→ DIRECTIONS: Copy all of the records below verbatim.

→ ITEMS:

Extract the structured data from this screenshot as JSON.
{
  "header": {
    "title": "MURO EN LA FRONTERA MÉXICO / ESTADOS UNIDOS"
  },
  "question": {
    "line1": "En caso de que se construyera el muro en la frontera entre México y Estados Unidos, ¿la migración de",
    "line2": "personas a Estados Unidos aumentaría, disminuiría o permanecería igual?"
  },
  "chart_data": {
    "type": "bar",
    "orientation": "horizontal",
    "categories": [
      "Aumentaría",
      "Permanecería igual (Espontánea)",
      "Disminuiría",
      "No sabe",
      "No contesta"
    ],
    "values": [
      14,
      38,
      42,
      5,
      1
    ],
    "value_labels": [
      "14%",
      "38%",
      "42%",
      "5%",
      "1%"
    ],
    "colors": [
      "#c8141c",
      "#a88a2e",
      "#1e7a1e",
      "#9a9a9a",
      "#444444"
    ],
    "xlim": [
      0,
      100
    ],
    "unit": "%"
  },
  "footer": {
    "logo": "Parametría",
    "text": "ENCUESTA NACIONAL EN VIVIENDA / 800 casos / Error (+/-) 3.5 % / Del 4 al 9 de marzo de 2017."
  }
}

→ RESPONSE TO THE EXERCISE:
Extract the structured data from this screenshot as JSON.
{
  "header": {
    "title": "MURO EN LA FRONTERA MÉXICO / ESTADOS UNIDOS"
  },
  "question": {
    "line1": "En caso de que se construyera el muro en la frontera entre México y Estados Unidos, ¿la migración de",
    "line2": "personas a Estados Unidos aumentaría, disminuiría o permanecería igual?"
  },
  "chart_data": {
    "type": "bar",
    "orientation": "horizontal",
    "categories": [
      "Aumentaría",
      "Permanecería igual (Espontánea)",
      "Disminuiría",
      "No sabe",
      "No contesta"
    ],
    "values": [
      14,
      38,
      42,
      5,
      1
    ],
    "value_labels": [
      "14%",
      "38%",
      "42%",
      "5%",
      "1%"
    ],
    "colors": [
      "#c8141c",
      "#a88a2e",
      "#1e7a1e",
      "#9a9a9a",
      "#444444"
    ],
    "xlim": [
      0,
      100
    ],
    "unit": "%"
  },
  "footer": {
    "logo": "Parametría",
    "text": "ENCUESTA NACIONAL EN VIVIENDA / 800 casos / Error (+/-) 3.5 % / Del 4 al 9 de marzo de 2017."
  }
}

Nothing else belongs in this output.